• [Exercise description] Report only the number of lines in this material that include "name".

• [Information given]
# # # #
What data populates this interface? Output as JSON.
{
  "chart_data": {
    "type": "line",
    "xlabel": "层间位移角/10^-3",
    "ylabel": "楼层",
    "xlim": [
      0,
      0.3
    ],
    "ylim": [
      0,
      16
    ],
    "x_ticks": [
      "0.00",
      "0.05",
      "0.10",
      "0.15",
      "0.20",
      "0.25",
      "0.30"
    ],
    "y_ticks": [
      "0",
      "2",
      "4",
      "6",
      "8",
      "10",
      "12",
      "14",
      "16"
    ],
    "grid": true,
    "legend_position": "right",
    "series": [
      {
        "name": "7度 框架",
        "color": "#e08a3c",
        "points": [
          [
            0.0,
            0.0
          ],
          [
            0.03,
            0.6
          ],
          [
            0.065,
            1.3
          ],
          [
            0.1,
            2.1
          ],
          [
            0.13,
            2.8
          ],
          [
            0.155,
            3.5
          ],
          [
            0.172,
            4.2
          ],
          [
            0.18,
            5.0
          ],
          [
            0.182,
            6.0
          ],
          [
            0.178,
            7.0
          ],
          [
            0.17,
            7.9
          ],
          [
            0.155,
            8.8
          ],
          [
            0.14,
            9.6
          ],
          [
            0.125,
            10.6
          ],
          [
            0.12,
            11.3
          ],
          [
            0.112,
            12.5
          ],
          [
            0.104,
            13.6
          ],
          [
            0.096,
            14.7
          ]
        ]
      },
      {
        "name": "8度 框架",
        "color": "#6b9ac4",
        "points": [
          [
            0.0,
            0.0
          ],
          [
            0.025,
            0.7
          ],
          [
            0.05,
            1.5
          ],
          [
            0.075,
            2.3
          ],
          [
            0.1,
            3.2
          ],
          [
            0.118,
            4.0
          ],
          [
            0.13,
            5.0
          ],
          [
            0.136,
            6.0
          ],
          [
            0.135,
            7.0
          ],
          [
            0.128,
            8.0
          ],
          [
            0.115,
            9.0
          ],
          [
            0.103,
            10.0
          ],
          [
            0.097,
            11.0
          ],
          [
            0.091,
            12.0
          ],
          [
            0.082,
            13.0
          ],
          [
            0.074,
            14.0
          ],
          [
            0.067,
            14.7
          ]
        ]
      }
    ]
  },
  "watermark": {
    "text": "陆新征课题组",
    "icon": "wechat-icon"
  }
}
# # # #
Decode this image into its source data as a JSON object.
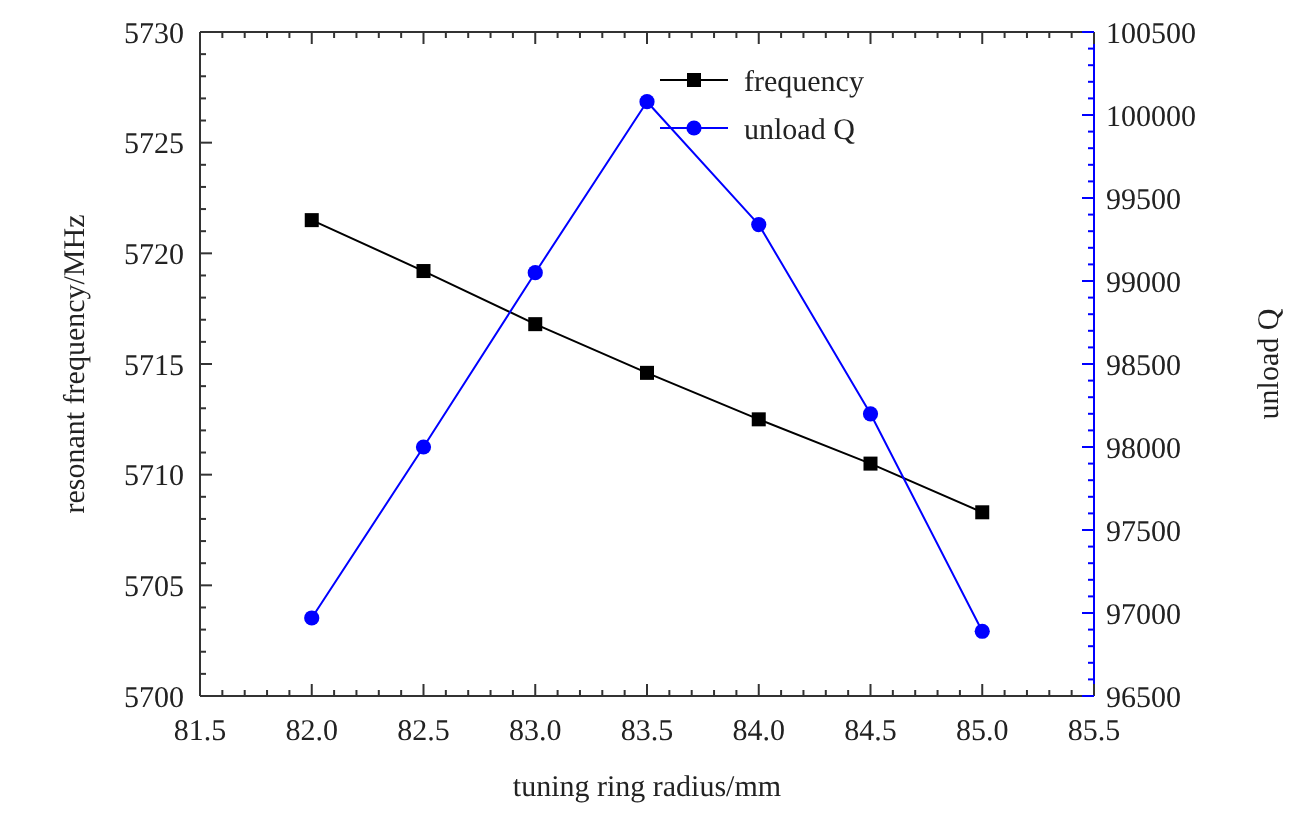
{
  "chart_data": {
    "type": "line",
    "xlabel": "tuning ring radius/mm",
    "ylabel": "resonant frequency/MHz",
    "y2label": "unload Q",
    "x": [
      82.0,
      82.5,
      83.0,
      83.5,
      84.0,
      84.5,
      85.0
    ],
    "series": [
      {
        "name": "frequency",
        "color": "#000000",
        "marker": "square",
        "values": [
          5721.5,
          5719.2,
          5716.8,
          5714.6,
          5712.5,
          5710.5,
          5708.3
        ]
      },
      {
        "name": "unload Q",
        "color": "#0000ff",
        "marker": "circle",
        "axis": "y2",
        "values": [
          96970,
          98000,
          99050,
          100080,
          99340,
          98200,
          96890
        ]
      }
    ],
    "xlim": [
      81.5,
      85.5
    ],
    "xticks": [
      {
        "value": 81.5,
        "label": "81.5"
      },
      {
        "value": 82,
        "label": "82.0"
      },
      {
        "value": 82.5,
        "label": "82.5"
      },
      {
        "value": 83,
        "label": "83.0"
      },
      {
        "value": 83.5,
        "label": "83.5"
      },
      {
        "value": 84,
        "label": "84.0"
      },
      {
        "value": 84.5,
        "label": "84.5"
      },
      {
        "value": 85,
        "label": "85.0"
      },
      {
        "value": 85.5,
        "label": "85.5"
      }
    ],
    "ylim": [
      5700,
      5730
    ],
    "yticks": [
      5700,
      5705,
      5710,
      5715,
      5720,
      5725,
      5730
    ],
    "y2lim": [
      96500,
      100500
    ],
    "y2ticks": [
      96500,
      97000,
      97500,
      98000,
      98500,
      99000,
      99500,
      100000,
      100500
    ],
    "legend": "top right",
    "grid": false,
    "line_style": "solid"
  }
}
# # # #
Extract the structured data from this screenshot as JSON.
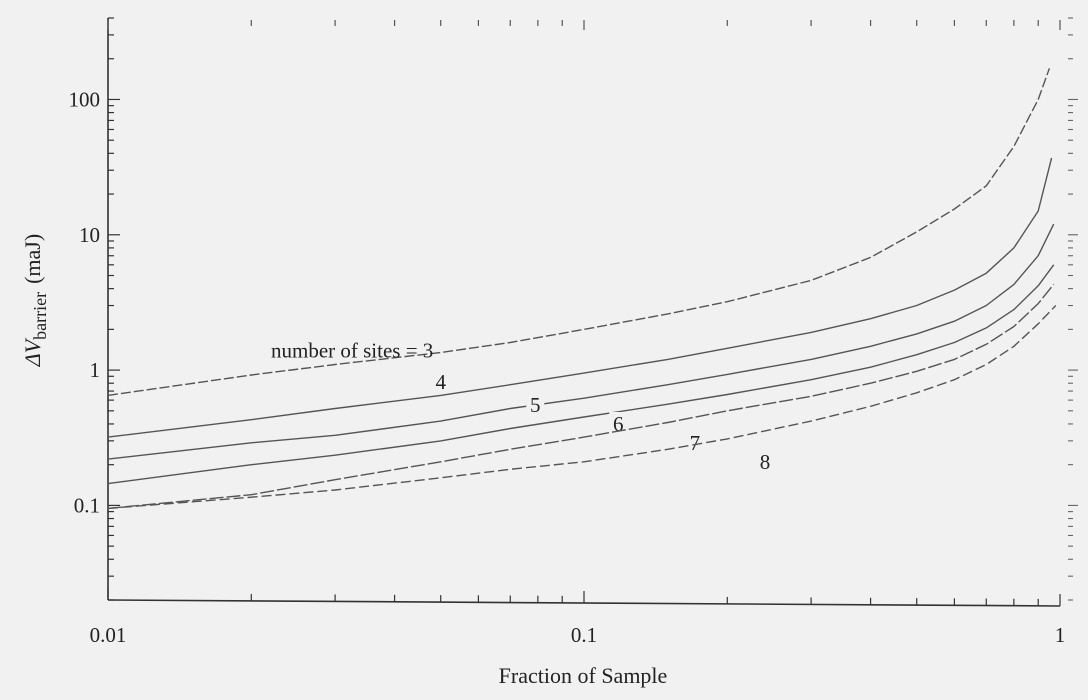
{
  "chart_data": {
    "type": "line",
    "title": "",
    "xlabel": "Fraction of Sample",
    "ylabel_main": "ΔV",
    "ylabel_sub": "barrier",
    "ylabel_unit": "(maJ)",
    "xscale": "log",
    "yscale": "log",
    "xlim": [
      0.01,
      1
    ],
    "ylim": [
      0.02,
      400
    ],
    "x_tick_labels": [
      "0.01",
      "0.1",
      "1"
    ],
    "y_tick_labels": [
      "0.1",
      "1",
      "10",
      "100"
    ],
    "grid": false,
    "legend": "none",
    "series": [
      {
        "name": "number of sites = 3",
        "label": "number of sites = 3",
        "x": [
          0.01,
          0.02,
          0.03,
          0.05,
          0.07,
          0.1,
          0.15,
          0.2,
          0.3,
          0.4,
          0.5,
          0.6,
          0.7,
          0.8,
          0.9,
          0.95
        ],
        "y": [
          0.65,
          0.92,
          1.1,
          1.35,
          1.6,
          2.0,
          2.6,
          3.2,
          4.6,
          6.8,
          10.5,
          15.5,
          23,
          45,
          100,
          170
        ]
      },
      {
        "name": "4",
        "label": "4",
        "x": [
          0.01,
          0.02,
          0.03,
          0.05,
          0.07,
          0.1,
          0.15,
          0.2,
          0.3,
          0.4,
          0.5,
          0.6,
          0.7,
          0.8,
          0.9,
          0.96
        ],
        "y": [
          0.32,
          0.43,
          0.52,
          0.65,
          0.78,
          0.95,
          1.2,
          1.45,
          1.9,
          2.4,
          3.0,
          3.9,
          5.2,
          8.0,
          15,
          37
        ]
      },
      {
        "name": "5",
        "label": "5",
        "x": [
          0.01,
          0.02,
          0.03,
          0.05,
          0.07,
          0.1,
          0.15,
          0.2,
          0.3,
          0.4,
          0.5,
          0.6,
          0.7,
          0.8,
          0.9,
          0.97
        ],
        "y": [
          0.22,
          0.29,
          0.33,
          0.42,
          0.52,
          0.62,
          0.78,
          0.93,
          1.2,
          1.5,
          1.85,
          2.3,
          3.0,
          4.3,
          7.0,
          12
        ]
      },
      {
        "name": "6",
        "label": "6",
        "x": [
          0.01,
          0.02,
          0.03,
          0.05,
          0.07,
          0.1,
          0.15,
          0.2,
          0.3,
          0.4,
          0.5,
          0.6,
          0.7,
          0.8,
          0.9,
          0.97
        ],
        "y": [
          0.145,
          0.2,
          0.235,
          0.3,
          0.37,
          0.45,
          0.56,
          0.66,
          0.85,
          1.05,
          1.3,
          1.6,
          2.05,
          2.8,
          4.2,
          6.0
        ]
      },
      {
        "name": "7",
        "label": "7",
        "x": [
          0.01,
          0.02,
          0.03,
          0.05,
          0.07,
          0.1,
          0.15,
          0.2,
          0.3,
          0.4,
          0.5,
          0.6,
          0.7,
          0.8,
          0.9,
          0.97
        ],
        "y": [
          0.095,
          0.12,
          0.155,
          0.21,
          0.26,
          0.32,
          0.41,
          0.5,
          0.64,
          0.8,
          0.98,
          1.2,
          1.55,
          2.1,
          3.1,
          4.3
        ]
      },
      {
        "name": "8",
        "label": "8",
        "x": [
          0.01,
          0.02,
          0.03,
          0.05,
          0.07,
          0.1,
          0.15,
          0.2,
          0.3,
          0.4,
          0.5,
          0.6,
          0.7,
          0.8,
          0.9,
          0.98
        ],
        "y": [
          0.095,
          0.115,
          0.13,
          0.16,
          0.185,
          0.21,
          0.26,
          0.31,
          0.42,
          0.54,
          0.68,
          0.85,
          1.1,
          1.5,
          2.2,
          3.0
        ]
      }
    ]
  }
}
# # # #
• [Written response] 10